▶ [Listed entries]:
- - -

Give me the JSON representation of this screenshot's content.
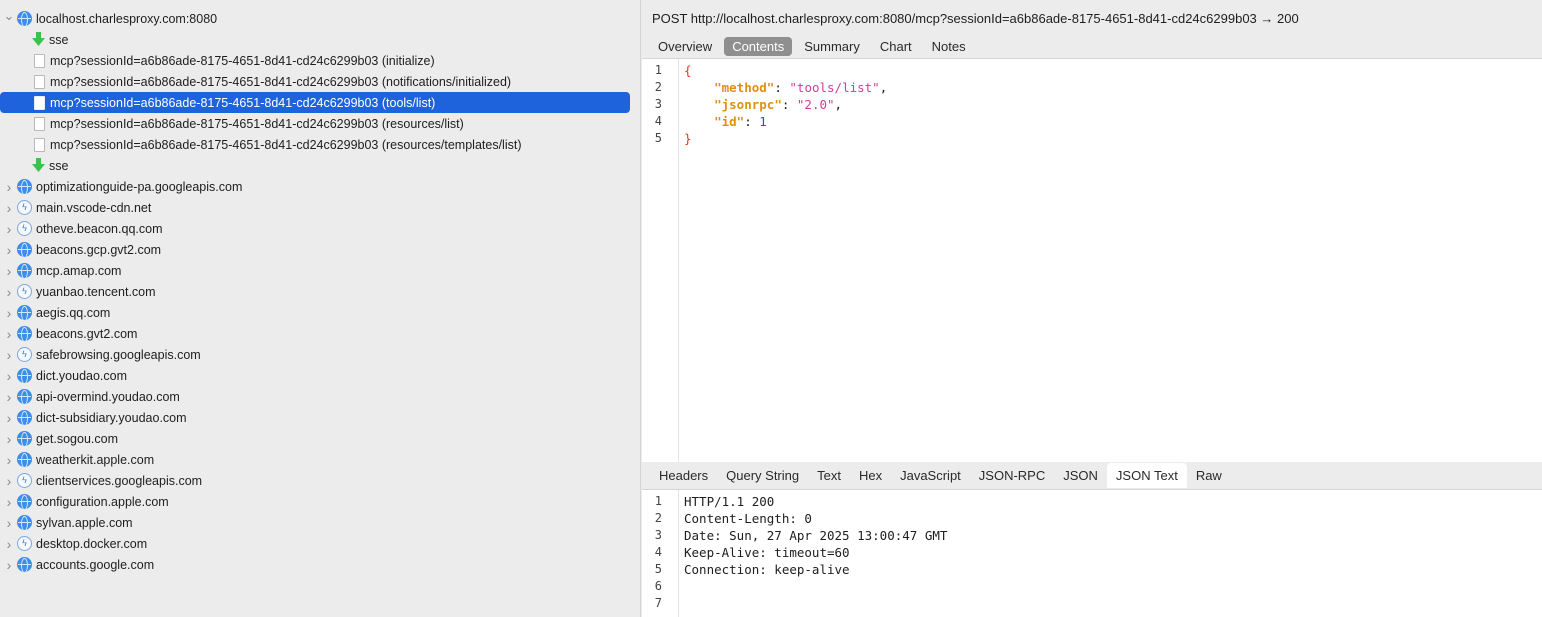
{
  "tree": {
    "root": {
      "label": "localhost.charlesproxy.com:8080"
    },
    "children": [
      {
        "label": "sse",
        "type": "sse"
      },
      {
        "label": "mcp?sessionId=a6b86ade-8175-4651-8d41-cd24c6299b03 (initialize)",
        "type": "doc"
      },
      {
        "label": "mcp?sessionId=a6b86ade-8175-4651-8d41-cd24c6299b03 (notifications/initialized)",
        "type": "doc"
      },
      {
        "label": "mcp?sessionId=a6b86ade-8175-4651-8d41-cd24c6299b03 (tools/list)",
        "type": "doc",
        "selected": true
      },
      {
        "label": "mcp?sessionId=a6b86ade-8175-4651-8d41-cd24c6299b03 (resources/list)",
        "type": "doc"
      },
      {
        "label": "mcp?sessionId=a6b86ade-8175-4651-8d41-cd24c6299b03 (resources/templates/list)",
        "type": "doc"
      },
      {
        "label": "sse",
        "type": "sse"
      }
    ],
    "hosts": [
      {
        "label": "optimizationguide-pa.googleapis.com",
        "icon": "globe"
      },
      {
        "label": "main.vscode-cdn.net",
        "icon": "bolt"
      },
      {
        "label": "otheve.beacon.qq.com",
        "icon": "bolt"
      },
      {
        "label": "beacons.gcp.gvt2.com",
        "icon": "globe"
      },
      {
        "label": "mcp.amap.com",
        "icon": "globe"
      },
      {
        "label": "yuanbao.tencent.com",
        "icon": "bolt"
      },
      {
        "label": "aegis.qq.com",
        "icon": "globe"
      },
      {
        "label": "beacons.gvt2.com",
        "icon": "globe"
      },
      {
        "label": "safebrowsing.googleapis.com",
        "icon": "bolt"
      },
      {
        "label": "dict.youdao.com",
        "icon": "globe"
      },
      {
        "label": "api-overmind.youdao.com",
        "icon": "globe"
      },
      {
        "label": "dict-subsidiary.youdao.com",
        "icon": "globe"
      },
      {
        "label": "get.sogou.com",
        "icon": "globe"
      },
      {
        "label": "weatherkit.apple.com",
        "icon": "globe"
      },
      {
        "label": "clientservices.googleapis.com",
        "icon": "bolt"
      },
      {
        "label": "configuration.apple.com",
        "icon": "globe"
      },
      {
        "label": "sylvan.apple.com",
        "icon": "globe"
      },
      {
        "label": "desktop.docker.com",
        "icon": "bolt"
      },
      {
        "label": "accounts.google.com",
        "icon": "globe"
      }
    ]
  },
  "detail": {
    "url": "POST http://localhost.charlesproxy.com:8080/mcp?sessionId=a6b86ade-8175-4651-8d41-cd24c6299b03 → 200",
    "top_tabs": [
      {
        "label": "Overview"
      },
      {
        "label": "Contents",
        "active": true
      },
      {
        "label": "Summary"
      },
      {
        "label": "Chart"
      },
      {
        "label": "Notes"
      }
    ],
    "request_json": {
      "open": "{",
      "close": "}",
      "entries": [
        {
          "key": "\"method\"",
          "value": "\"tools/list\"",
          "kind": "str",
          "comma": ","
        },
        {
          "key": "\"jsonrpc\"",
          "value": "\"2.0\"",
          "kind": "str",
          "comma": ","
        },
        {
          "key": "\"id\"",
          "value": "1",
          "kind": "num",
          "comma": ""
        }
      ]
    },
    "bottom_tabs": [
      {
        "label": "Headers"
      },
      {
        "label": "Query String"
      },
      {
        "label": "Text"
      },
      {
        "label": "Hex"
      },
      {
        "label": "JavaScript"
      },
      {
        "label": "JSON-RPC"
      },
      {
        "label": "JSON"
      },
      {
        "label": "JSON Text",
        "active": true
      },
      {
        "label": "Raw"
      }
    ],
    "response_lines": [
      "HTTP/1.1 200",
      "Content-Length: 0",
      "Date: Sun, 27 Apr 2025 13:00:47 GMT",
      "Keep-Alive: timeout=60",
      "Connection: keep-alive",
      "",
      ""
    ],
    "line_numbers_top": [
      "1",
      "2",
      "3",
      "4",
      "5"
    ],
    "line_numbers_bottom": [
      "1",
      "2",
      "3",
      "4",
      "5",
      "6",
      "7"
    ]
  }
}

- - -

▶ [What the task requires]: Write out the listing above again, exactly, but with no pictures in the copy.

▶ [Exercise response]:
Give me the JSON representation of this screenshot's content.
{
  "tree": {
    "root": {
      "label": "localhost.charlesproxy.com:8080"
    },
    "children": [
      {
        "label": "sse",
        "type": "sse"
      },
      {
        "label": "mcp?sessionId=a6b86ade-8175-4651-8d41-cd24c6299b03 (initialize)",
        "type": "doc"
      },
      {
        "label": "mcp?sessionId=a6b86ade-8175-4651-8d41-cd24c6299b03 (notifications/initialized)",
        "type": "doc"
      },
      {
        "label": "mcp?sessionId=a6b86ade-8175-4651-8d41-cd24c6299b03 (tools/list)",
        "type": "doc",
        "selected": true
      },
      {
        "label": "mcp?sessionId=a6b86ade-8175-4651-8d41-cd24c6299b03 (resources/list)",
        "type": "doc"
      },
      {
        "label": "mcp?sessionId=a6b86ade-8175-4651-8d41-cd24c6299b03 (resources/templates/list)",
        "type": "doc"
      },
      {
        "label": "sse",
        "type": "sse"
      }
    ],
    "hosts": [
      {
        "label": "optimizationguide-pa.googleapis.com",
        "icon": "globe"
      },
      {
        "label": "main.vscode-cdn.net",
        "icon": "bolt"
      },
      {
        "label": "otheve.beacon.qq.com",
        "icon": "bolt"
      },
      {
        "label": "beacons.gcp.gvt2.com",
        "icon": "globe"
      },
      {
        "label": "mcp.amap.com",
        "icon": "globe"
      },
      {
        "label": "yuanbao.tencent.com",
        "icon": "bolt"
      },
      {
        "label": "aegis.qq.com",
        "icon": "globe"
      },
      {
        "label": "beacons.gvt2.com",
        "icon": "globe"
      },
      {
        "label": "safebrowsing.googleapis.com",
        "icon": "bolt"
      },
      {
        "label": "dict.youdao.com",
        "icon": "globe"
      },
      {
        "label": "api-overmind.youdao.com",
        "icon": "globe"
      },
      {
        "label": "dict-subsidiary.youdao.com",
        "icon": "globe"
      },
      {
        "label": "get.sogou.com",
        "icon": "globe"
      },
      {
        "label": "weatherkit.apple.com",
        "icon": "globe"
      },
      {
        "label": "clientservices.googleapis.com",
        "icon": "bolt"
      },
      {
        "label": "configuration.apple.com",
        "icon": "globe"
      },
      {
        "label": "sylvan.apple.com",
        "icon": "globe"
      },
      {
        "label": "desktop.docker.com",
        "icon": "bolt"
      },
      {
        "label": "accounts.google.com",
        "icon": "globe"
      }
    ]
  },
  "detail": {
    "url": "POST http://localhost.charlesproxy.com:8080/mcp?sessionId=a6b86ade-8175-4651-8d41-cd24c6299b03 → 200",
    "top_tabs": [
      {
        "label": "Overview"
      },
      {
        "label": "Contents",
        "active": true
      },
      {
        "label": "Summary"
      },
      {
        "label": "Chart"
      },
      {
        "label": "Notes"
      }
    ],
    "request_json": {
      "open": "{",
      "close": "}",
      "entries": [
        {
          "key": "\"method\"",
          "value": "\"tools/list\"",
          "kind": "str",
          "comma": ","
        },
        {
          "key": "\"jsonrpc\"",
          "value": "\"2.0\"",
          "kind": "str",
          "comma": ","
        },
        {
          "key": "\"id\"",
          "value": "1",
          "kind": "num",
          "comma": ""
        }
      ]
    },
    "bottom_tabs": [
      {
        "label": "Headers"
      },
      {
        "label": "Query String"
      },
      {
        "label": "Text"
      },
      {
        "label": "Hex"
      },
      {
        "label": "JavaScript"
      },
      {
        "label": "JSON-RPC"
      },
      {
        "label": "JSON"
      },
      {
        "label": "JSON Text",
        "active": true
      },
      {
        "label": "Raw"
      }
    ],
    "response_lines": [
      "HTTP/1.1 200",
      "Content-Length: 0",
      "Date: Sun, 27 Apr 2025 13:00:47 GMT",
      "Keep-Alive: timeout=60",
      "Connection: keep-alive",
      "",
      ""
    ],
    "line_numbers_top": [
      "1",
      "2",
      "3",
      "4",
      "5"
    ],
    "line_numbers_bottom": [
      "1",
      "2",
      "3",
      "4",
      "5",
      "6",
      "7"
    ]
  }
}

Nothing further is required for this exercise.